● Directions: Would you quote every entry exactly, dropping only the pictures?

● Supplied data:
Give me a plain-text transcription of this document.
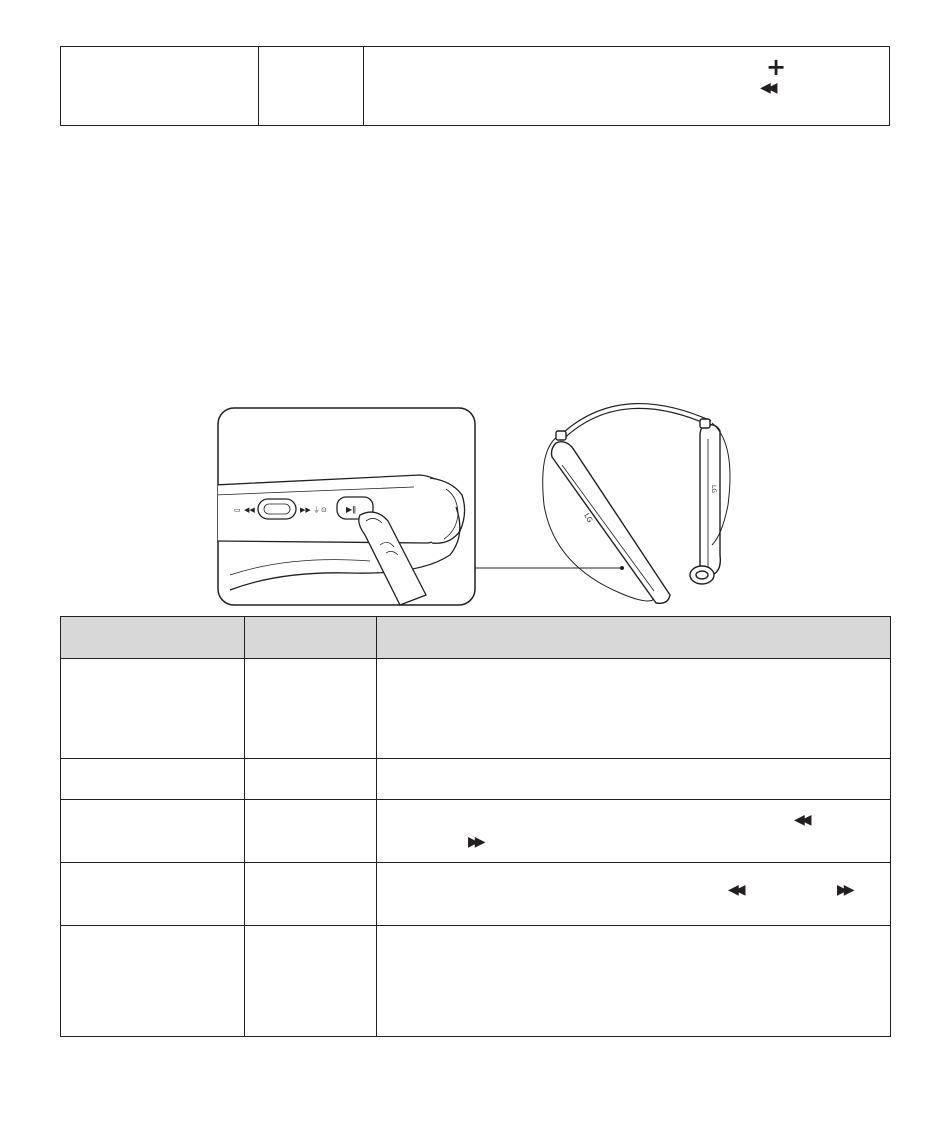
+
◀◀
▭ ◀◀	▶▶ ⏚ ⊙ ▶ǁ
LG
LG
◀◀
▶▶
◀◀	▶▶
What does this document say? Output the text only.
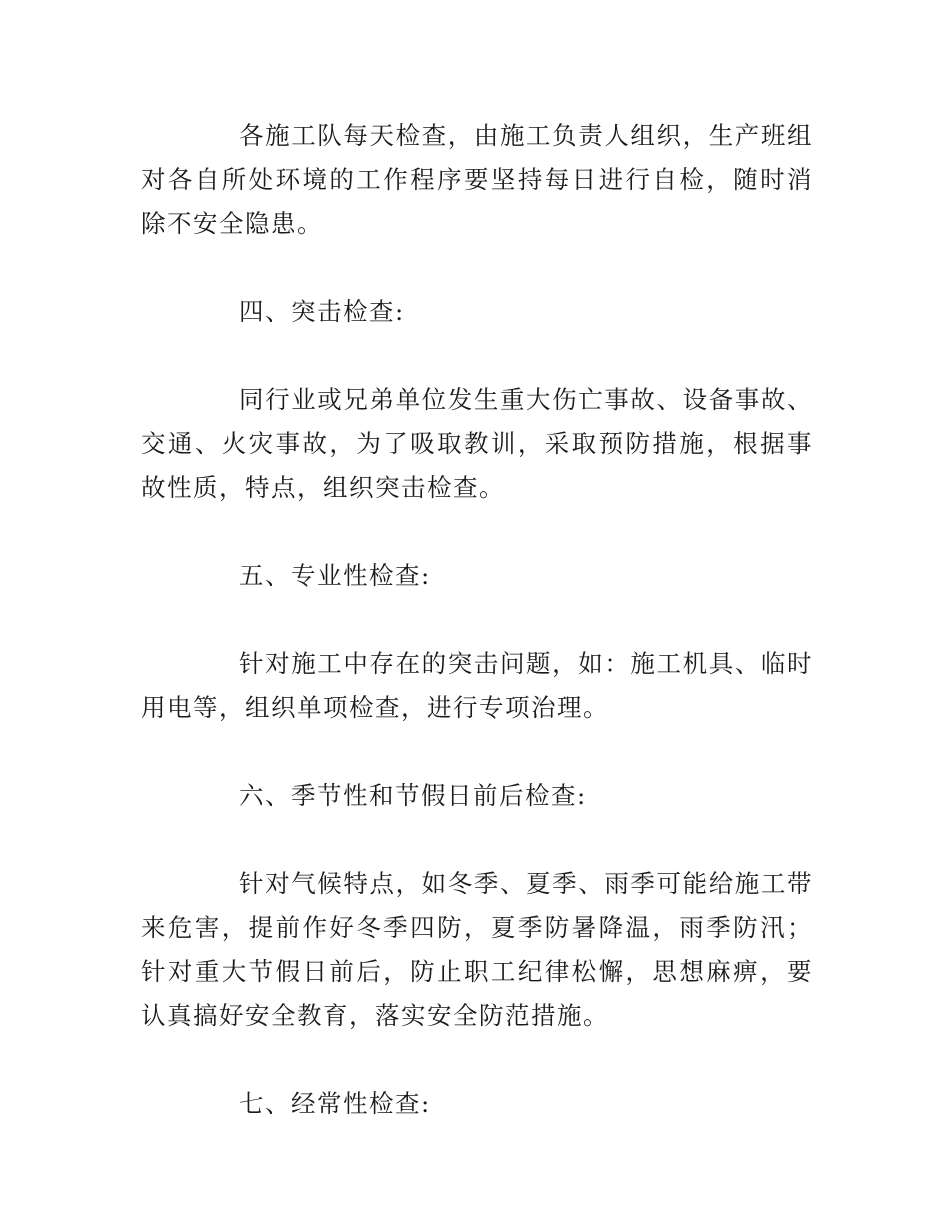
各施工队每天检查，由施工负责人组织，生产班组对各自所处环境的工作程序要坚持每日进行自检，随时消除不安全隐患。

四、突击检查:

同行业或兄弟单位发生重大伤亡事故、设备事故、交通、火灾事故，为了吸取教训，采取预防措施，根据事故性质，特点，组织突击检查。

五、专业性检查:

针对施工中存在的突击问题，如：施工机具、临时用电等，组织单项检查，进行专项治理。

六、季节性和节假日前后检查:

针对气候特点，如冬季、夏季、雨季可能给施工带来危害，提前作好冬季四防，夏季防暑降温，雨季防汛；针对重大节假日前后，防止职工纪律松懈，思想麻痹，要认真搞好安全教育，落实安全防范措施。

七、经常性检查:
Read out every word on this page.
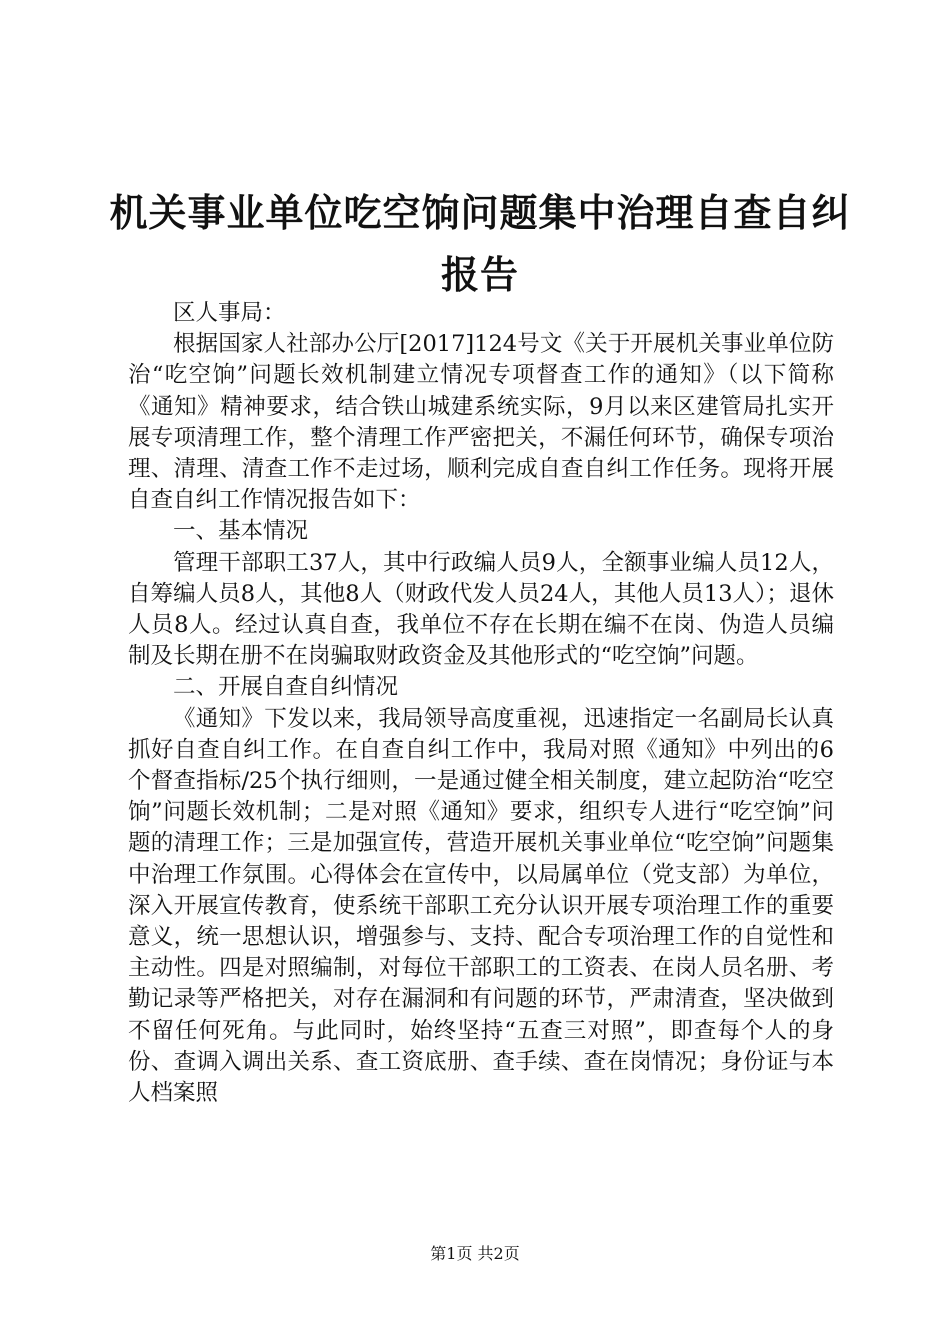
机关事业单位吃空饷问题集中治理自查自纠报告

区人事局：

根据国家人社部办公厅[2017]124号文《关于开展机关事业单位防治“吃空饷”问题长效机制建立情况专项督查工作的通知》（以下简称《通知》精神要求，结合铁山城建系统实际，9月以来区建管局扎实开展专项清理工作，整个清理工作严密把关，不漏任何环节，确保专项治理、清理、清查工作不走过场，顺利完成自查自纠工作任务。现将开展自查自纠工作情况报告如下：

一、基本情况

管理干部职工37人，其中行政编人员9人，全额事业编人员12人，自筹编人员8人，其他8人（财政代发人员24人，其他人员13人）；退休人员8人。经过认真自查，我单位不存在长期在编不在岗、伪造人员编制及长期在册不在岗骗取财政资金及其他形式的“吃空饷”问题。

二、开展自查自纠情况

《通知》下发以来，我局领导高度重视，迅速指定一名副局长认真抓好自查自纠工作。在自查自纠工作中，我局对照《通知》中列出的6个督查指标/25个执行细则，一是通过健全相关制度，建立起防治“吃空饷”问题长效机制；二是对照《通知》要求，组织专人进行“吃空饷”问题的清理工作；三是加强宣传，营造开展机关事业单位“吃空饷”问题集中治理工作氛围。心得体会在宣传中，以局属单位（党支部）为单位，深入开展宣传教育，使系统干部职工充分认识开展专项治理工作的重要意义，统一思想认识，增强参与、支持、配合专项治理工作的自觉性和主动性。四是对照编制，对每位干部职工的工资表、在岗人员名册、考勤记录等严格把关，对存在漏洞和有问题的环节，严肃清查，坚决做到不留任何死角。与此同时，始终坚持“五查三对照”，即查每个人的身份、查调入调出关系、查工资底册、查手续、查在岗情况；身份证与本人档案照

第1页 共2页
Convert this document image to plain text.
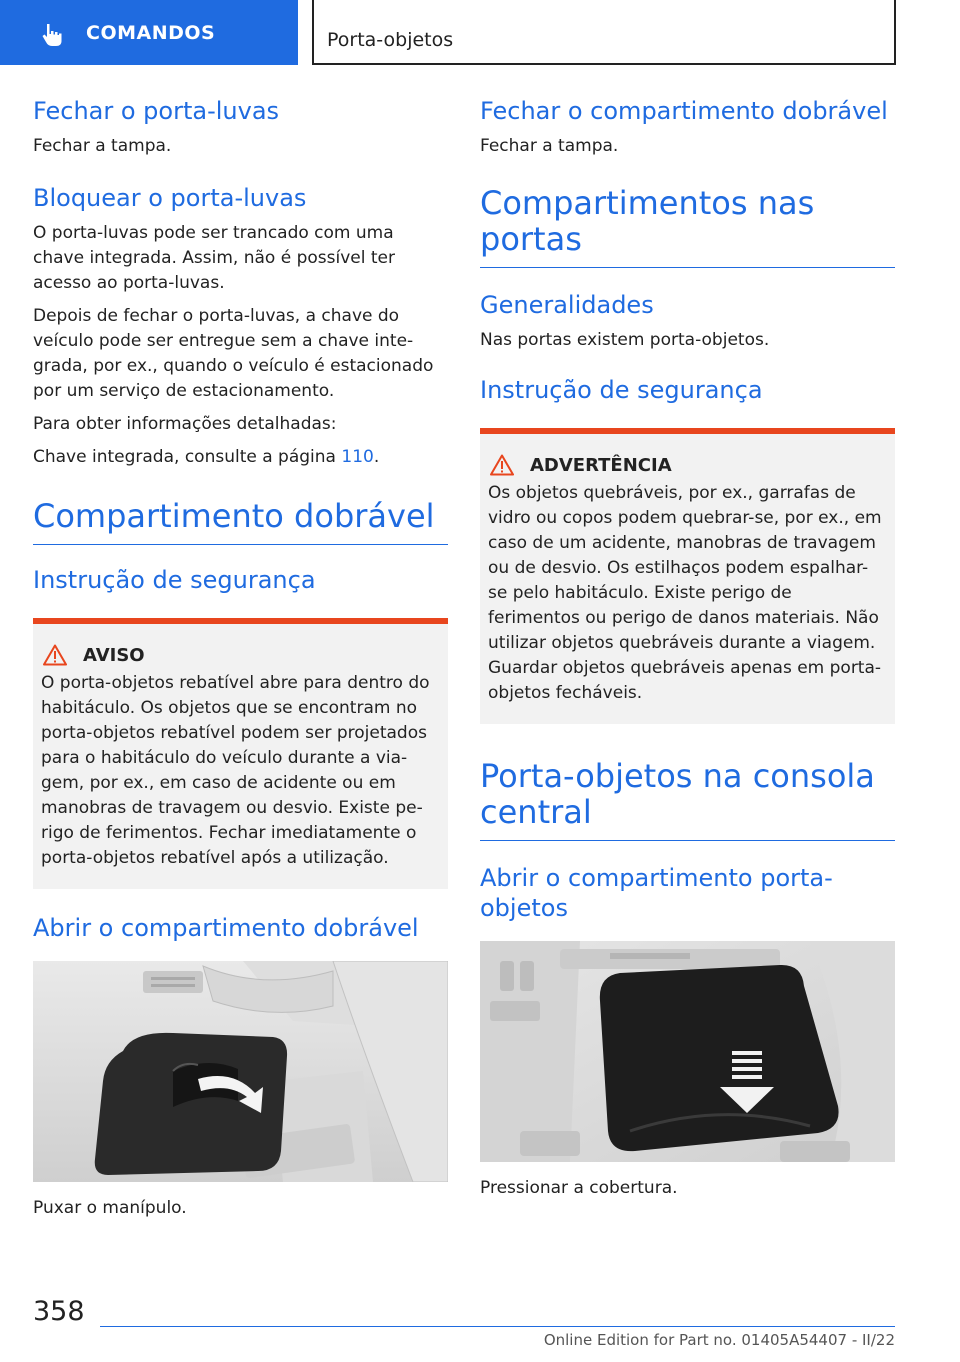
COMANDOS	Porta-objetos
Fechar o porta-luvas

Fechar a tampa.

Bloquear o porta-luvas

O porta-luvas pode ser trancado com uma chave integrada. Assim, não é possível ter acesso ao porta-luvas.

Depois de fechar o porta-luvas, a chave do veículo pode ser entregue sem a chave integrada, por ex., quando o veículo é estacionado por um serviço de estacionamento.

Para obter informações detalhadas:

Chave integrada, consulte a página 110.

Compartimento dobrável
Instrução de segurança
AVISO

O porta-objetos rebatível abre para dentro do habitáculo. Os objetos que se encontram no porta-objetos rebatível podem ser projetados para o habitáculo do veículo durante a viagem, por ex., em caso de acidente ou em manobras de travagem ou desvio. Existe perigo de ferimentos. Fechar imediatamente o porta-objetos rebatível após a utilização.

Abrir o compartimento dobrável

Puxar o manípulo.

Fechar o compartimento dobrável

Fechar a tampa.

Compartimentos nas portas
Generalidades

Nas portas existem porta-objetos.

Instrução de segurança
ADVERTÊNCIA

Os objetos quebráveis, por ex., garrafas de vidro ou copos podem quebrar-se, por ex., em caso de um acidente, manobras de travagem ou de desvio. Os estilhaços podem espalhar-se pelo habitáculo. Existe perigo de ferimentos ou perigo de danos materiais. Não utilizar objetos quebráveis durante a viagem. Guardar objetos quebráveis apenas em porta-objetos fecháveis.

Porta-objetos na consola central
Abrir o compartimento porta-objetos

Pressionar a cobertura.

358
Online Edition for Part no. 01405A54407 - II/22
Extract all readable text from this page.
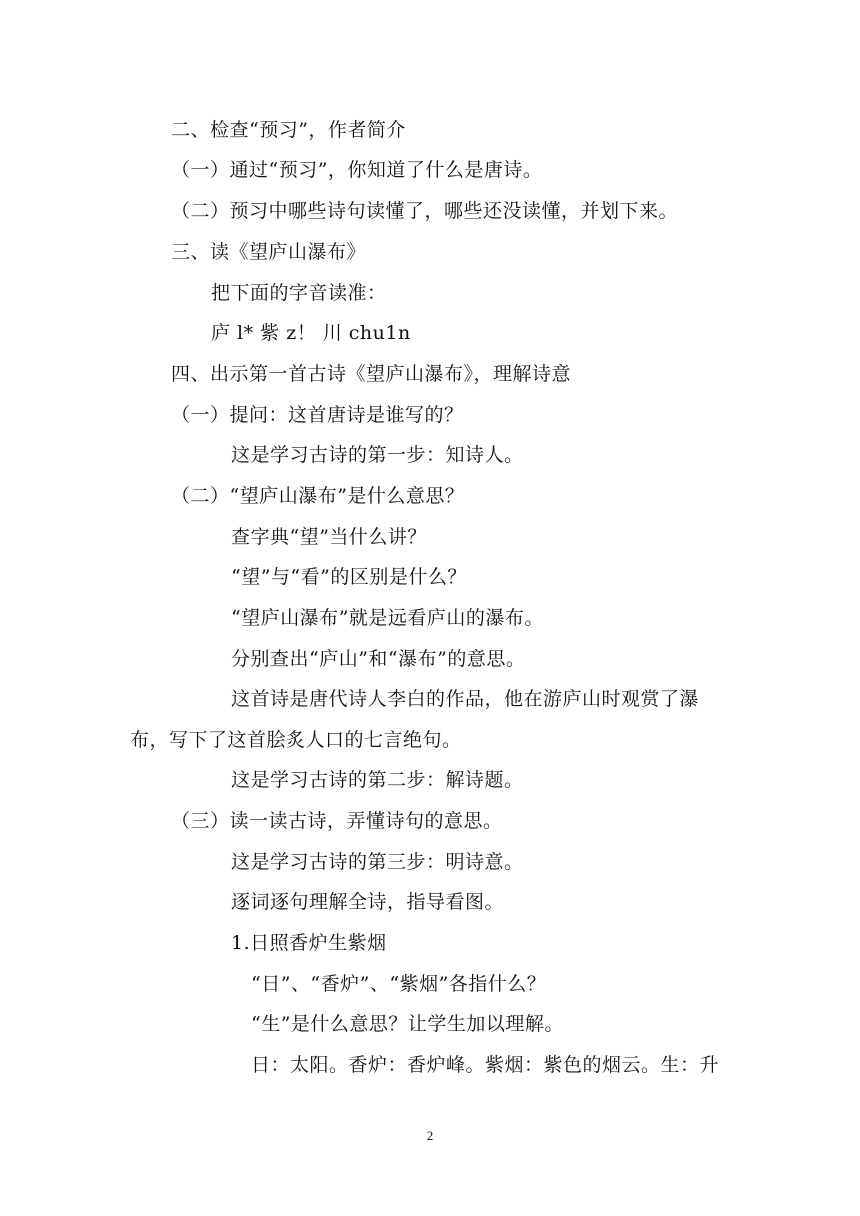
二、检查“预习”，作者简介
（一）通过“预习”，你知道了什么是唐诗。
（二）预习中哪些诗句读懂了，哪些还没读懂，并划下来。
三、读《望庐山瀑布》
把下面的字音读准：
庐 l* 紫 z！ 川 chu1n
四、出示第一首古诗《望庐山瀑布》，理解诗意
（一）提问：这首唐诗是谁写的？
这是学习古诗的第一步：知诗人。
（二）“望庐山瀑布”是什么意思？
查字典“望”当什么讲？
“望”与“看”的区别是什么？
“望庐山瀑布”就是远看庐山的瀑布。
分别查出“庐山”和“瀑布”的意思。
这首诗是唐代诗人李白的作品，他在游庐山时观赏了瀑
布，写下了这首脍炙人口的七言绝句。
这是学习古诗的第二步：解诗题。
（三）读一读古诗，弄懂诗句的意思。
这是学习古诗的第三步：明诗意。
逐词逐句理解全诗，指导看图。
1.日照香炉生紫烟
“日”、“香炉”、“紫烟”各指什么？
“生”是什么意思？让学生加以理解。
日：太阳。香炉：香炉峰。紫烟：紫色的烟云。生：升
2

● Response to this task:
Give me a plain-text transcription of this document.
+
◀◀
▭ ◀◀	▶▶ ⏚ ⊙ ▶ǁ
LG
LG
◀◀
▶▶
◀◀	▶▶
What does this document say? Output the text only.
各施工队每天检查，由施工负责人组织，生产班组对各自所处环境的工作程序要坚持每日进行自检，随时消除不安全隐患。

四、突击检查:

同行业或兄弟单位发生重大伤亡事故、设备事故、交通、火灾事故，为了吸取教训，采取预防措施，根据事故性质，特点，组织突击检查。

五、专业性检查:

针对施工中存在的突击问题，如：施工机具、临时用电等，组织单项检查，进行专项治理。

六、季节性和节假日前后检查:

针对气候特点，如冬季、夏季、雨季可能给施工带来危害，提前作好冬季四防，夏季防暑降温，雨季防汛；针对重大节假日前后，防止职工纪律松懈，思想麻痹，要认真搞好安全教育，落实安全防范措施。

七、经常性检查:
Read out every word on this page.
机关事业单位吃空饷问题集中治理自查自纠报告

区人事局：

根据国家人社部办公厅[2017]124号文《关于开展机关事业单位防治“吃空饷”问题长效机制建立情况专项督查工作的通知》（以下简称《通知》精神要求，结合铁山城建系统实际，9月以来区建管局扎实开展专项清理工作，整个清理工作严密把关，不漏任何环节，确保专项治理、清理、清查工作不走过场，顺利完成自查自纠工作任务。现将开展自查自纠工作情况报告如下：

一、基本情况

管理干部职工37人，其中行政编人员9人，全额事业编人员12人，自筹编人员8人，其他8人（财政代发人员24人，其他人员13人）；退休人员8人。经过认真自查，我单位不存在长期在编不在岗、伪造人员编制及长期在册不在岗骗取财政资金及其他形式的“吃空饷”问题。

二、开展自查自纠情况

《通知》下发以来，我局领导高度重视，迅速指定一名副局长认真抓好自查自纠工作。在自查自纠工作中，我局对照《通知》中列出的6个督查指标/25个执行细则，一是通过健全相关制度，建立起防治“吃空饷”问题长效机制；二是对照《通知》要求，组织专人进行“吃空饷”问题的清理工作；三是加强宣传，营造开展机关事业单位“吃空饷”问题集中治理工作氛围。心得体会在宣传中，以局属单位（党支部）为单位，深入开展宣传教育，使系统干部职工充分认识开展专项治理工作的重要意义，统一思想认识，增强参与、支持、配合专项治理工作的自觉性和主动性。四是对照编制，对每位干部职工的工资表、在岗人员名册、考勤记录等严格把关，对存在漏洞和有问题的环节，严肃清查，坚决做到不留任何死角。与此同时，始终坚持“五查三对照”，即查每个人的身份、查调入调出关系、查工资底册、查手续、查在岗情况；身份证与本人档案照

第1页 共2页
Convert this document image to plain text.
COMANDOS	Porta-objetos
Fechar o porta-luvas

Fechar a tampa.

Bloquear o porta-luvas

O porta-luvas pode ser trancado com uma chave integrada. Assim, não é possível ter acesso ao porta-luvas.

Depois de fechar o porta-luvas, a chave do veículo pode ser entregue sem a chave integrada, por ex., quando o veículo é estacionado por um serviço de estacionamento.

Para obter informações detalhadas:

Chave integrada, consulte a página 110.

Compartimento dobrável
Instrução de segurança
AVISO

O porta-objetos rebatível abre para dentro do habitáculo. Os objetos que se encontram no porta-objetos rebatível podem ser projetados para o habitáculo do veículo durante a viagem, por ex., em caso de acidente ou em manobras de travagem ou desvio. Existe perigo de ferimentos. Fechar imediatamente o porta-objetos rebatível após a utilização.

Abrir o compartimento dobrável

Puxar o manípulo.

Fechar o compartimento dobrável

Fechar a tampa.

Compartimentos nas portas
Generalidades

Nas portas existem porta-objetos.

Instrução de segurança
ADVERTÊNCIA

Os objetos quebráveis, por ex., garrafas de vidro ou copos podem quebrar-se, por ex., em caso de um acidente, manobras de travagem ou de desvio. Os estilhaços podem espalhar-se pelo habitáculo. Existe perigo de ferimentos ou perigo de danos materiais. Não utilizar objetos quebráveis durante a viagem. Guardar objetos quebráveis apenas em porta-objetos fecháveis.

Porta-objetos na consola central
Abrir o compartimento porta-objetos

Pressionar a cobertura.

358
Online Edition for Part no. 01405A54407 - II/22
Extract all readable text from this page.
二、检查“预习”，作者简介
（一）通过“预习”，你知道了什么是唐诗。
（二）预习中哪些诗句读懂了，哪些还没读懂，并划下来。
三、读《望庐山瀑布》
把下面的字音读准：
庐 l* 紫 z！ 川 chu1n
四、出示第一首古诗《望庐山瀑布》，理解诗意
（一）提问：这首唐诗是谁写的？
这是学习古诗的第一步：知诗人。
（二）“望庐山瀑布”是什么意思？
查字典“望”当什么讲？
“望”与“看”的区别是什么？
“望庐山瀑布”就是远看庐山的瀑布。
分别查出“庐山”和“瀑布”的意思。
这首诗是唐代诗人李白的作品，他在游庐山时观赏了瀑
布，写下了这首脍炙人口的七言绝句。
这是学习古诗的第二步：解诗题。
（三）读一读古诗，弄懂诗句的意思。
这是学习古诗的第三步：明诗意。
逐词逐句理解全诗，指导看图。
1.日照香炉生紫烟
“日”、“香炉”、“紫烟”各指什么？
“生”是什么意思？让学生加以理解。
日：太阳。香炉：香炉峰。紫烟：紫色的烟云。生：升
2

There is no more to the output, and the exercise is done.